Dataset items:
— Start —

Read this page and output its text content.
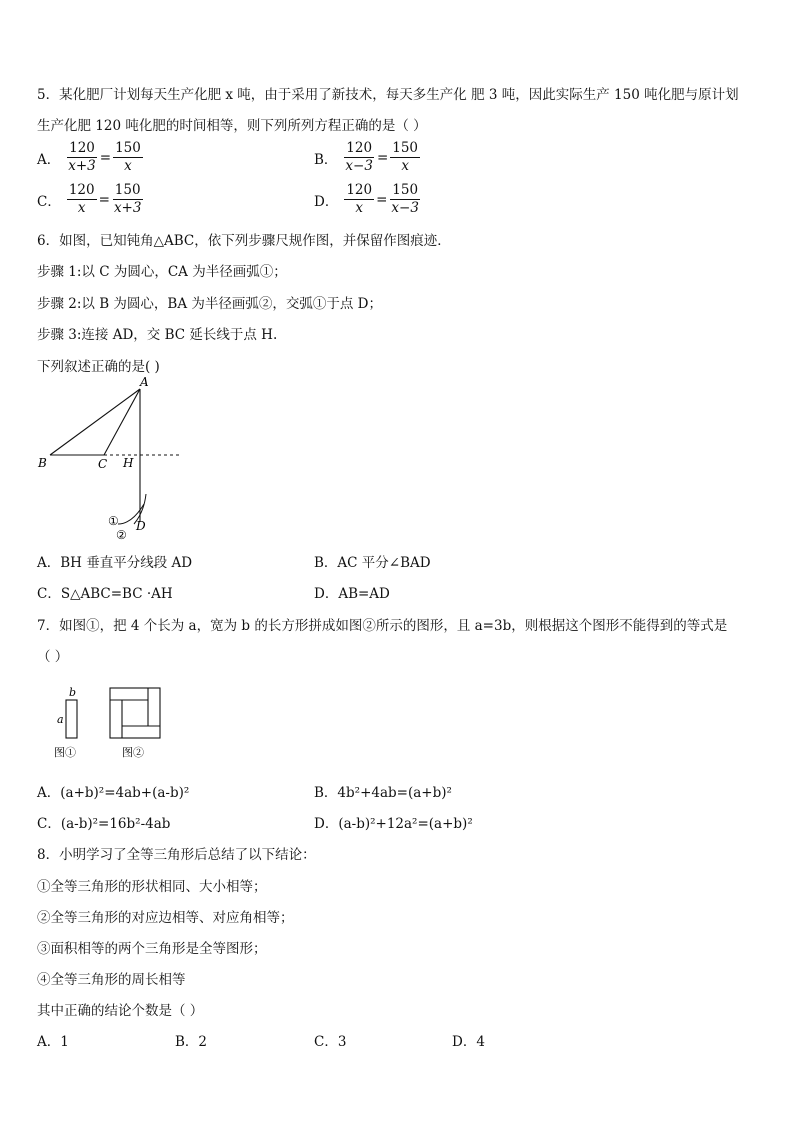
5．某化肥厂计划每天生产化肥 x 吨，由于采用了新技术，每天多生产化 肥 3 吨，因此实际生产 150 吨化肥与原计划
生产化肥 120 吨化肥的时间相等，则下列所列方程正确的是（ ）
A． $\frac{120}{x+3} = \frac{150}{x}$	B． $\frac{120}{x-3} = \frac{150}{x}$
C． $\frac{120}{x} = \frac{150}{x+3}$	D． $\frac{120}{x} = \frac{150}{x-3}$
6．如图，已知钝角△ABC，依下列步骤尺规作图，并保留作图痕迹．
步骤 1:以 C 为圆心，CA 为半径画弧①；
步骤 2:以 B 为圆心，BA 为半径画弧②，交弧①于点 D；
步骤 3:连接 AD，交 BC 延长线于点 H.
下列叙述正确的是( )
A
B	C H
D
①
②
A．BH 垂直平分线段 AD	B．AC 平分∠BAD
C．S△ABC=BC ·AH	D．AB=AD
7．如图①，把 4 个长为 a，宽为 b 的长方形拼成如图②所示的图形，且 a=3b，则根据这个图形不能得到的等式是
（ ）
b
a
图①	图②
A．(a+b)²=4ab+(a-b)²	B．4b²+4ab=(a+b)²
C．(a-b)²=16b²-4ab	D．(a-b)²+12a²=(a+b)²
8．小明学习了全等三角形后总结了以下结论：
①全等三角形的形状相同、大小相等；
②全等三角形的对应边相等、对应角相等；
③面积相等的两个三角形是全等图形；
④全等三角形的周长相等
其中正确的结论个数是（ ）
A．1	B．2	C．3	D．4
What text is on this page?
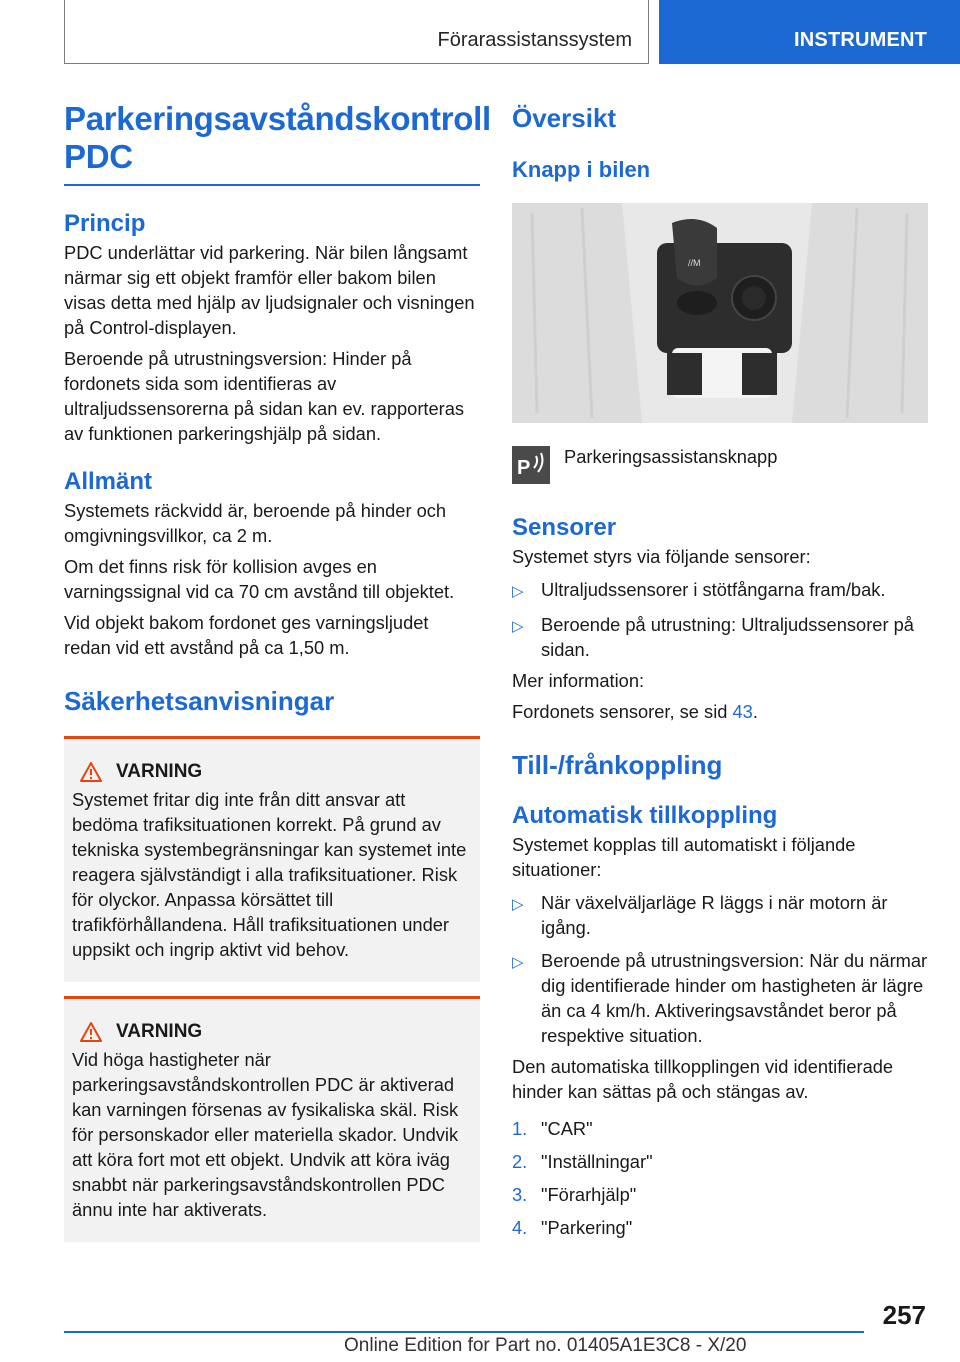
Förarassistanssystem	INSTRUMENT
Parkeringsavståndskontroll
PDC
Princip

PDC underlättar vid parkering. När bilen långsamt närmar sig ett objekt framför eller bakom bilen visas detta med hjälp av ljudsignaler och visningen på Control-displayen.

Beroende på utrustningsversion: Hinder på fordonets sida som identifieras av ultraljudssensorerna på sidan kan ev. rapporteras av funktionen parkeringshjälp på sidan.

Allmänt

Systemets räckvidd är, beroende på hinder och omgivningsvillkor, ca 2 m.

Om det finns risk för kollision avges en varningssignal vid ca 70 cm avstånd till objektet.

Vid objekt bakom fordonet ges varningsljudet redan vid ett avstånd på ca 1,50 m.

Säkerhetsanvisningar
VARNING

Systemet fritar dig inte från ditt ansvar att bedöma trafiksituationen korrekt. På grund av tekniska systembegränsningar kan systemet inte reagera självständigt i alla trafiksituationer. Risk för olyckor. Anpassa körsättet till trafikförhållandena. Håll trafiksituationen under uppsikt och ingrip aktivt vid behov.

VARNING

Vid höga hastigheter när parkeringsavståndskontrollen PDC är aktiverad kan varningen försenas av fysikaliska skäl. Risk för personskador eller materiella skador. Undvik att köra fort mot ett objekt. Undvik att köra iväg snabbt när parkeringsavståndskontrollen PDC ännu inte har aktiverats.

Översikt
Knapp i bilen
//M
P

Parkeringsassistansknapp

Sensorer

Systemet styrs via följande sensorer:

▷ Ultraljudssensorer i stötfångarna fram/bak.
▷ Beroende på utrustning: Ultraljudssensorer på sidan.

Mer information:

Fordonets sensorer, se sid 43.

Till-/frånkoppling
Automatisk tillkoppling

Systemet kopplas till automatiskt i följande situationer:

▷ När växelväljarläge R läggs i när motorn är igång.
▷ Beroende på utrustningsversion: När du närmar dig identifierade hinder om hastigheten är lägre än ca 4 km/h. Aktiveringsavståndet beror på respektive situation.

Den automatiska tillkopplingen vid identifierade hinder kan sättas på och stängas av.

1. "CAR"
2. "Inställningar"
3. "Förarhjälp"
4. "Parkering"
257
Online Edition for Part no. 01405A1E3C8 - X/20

— End —

#### The exercise:
Pictures in the records above are not copied; print everything else exactly.

#### Solution to the problem:
Read this page and output its text content.
5．某化肥厂计划每天生产化肥 x 吨，由于采用了新技术，每天多生产化 肥 3 吨，因此实际生产 150 吨化肥与原计划
生产化肥 120 吨化肥的时间相等，则下列所列方程正确的是（ ）
A． $\frac{120}{x+3} = \frac{150}{x}$	B． $\frac{120}{x-3} = \frac{150}{x}$
C． $\frac{120}{x} = \frac{150}{x+3}$	D． $\frac{120}{x} = \frac{150}{x-3}$
6．如图，已知钝角△ABC，依下列步骤尺规作图，并保留作图痕迹．
步骤 1:以 C 为圆心，CA 为半径画弧①；
步骤 2:以 B 为圆心，BA 为半径画弧②，交弧①于点 D；
步骤 3:连接 AD，交 BC 延长线于点 H.
下列叙述正确的是( )
A
B	C H
D
①
②
A．BH 垂直平分线段 AD	B．AC 平分∠BAD
C．S△ABC=BC ·AH	D．AB=AD
7．如图①，把 4 个长为 a，宽为 b 的长方形拼成如图②所示的图形，且 a=3b，则根据这个图形不能得到的等式是
（ ）
b
a
图①	图②
A．(a+b)²=4ab+(a-b)²	B．4b²+4ab=(a+b)²
C．(a-b)²=16b²-4ab	D．(a-b)²+12a²=(a+b)²
8．小明学习了全等三角形后总结了以下结论：
①全等三角形的形状相同、大小相等；
②全等三角形的对应边相等、对应角相等；
③面积相等的两个三角形是全等图形；
④全等三角形的周长相等
其中正确的结论个数是（ ）
A．1	B．2	C．3	D．4
What text is on this page?
Förarassistanssystem	INSTRUMENT
Parkeringsavståndskontroll
PDC
Princip

PDC underlättar vid parkering. När bilen långsamt närmar sig ett objekt framför eller bakom bilen visas detta med hjälp av ljudsignaler och visningen på Control-displayen.

Beroende på utrustningsversion: Hinder på fordonets sida som identifieras av ultraljudssensorerna på sidan kan ev. rapporteras av funktionen parkeringshjälp på sidan.

Allmänt

Systemets räckvidd är, beroende på hinder och omgivningsvillkor, ca 2 m.

Om det finns risk för kollision avges en varningssignal vid ca 70 cm avstånd till objektet.

Vid objekt bakom fordonet ges varningsljudet redan vid ett avstånd på ca 1,50 m.

Säkerhetsanvisningar
VARNING

Systemet fritar dig inte från ditt ansvar att bedöma trafiksituationen korrekt. På grund av tekniska systembegränsningar kan systemet inte reagera självständigt i alla trafiksituationer. Risk för olyckor. Anpassa körsättet till trafikförhållandena. Håll trafiksituationen under uppsikt och ingrip aktivt vid behov.

VARNING

Vid höga hastigheter när parkeringsavståndskontrollen PDC är aktiverad kan varningen försenas av fysikaliska skäl. Risk för personskador eller materiella skador. Undvik att köra fort mot ett objekt. Undvik att köra iväg snabbt när parkeringsavståndskontrollen PDC ännu inte har aktiverats.

Översikt
Knapp i bilen
//M
P

Parkeringsassistansknapp

Sensorer

Systemet styrs via följande sensorer:

▷ Ultraljudssensorer i stötfångarna fram/bak.
▷ Beroende på utrustning: Ultraljudssensorer på sidan.

Mer information:

Fordonets sensorer, se sid 43.

Till-/frånkoppling
Automatisk tillkoppling

Systemet kopplas till automatiskt i följande situationer:

▷ När växelväljarläge R läggs i när motorn är igång.
▷ Beroende på utrustningsversion: När du närmar dig identifierade hinder om hastigheten är lägre än ca 4 km/h. Aktiveringsavståndet beror på respektive situation.

Den automatiska tillkopplingen vid identifierade hinder kan sättas på och stängas av.

1. "CAR"
2. "Inställningar"
3. "Förarhjälp"
4. "Parkering"
257
Online Edition for Part no. 01405A1E3C8 - X/20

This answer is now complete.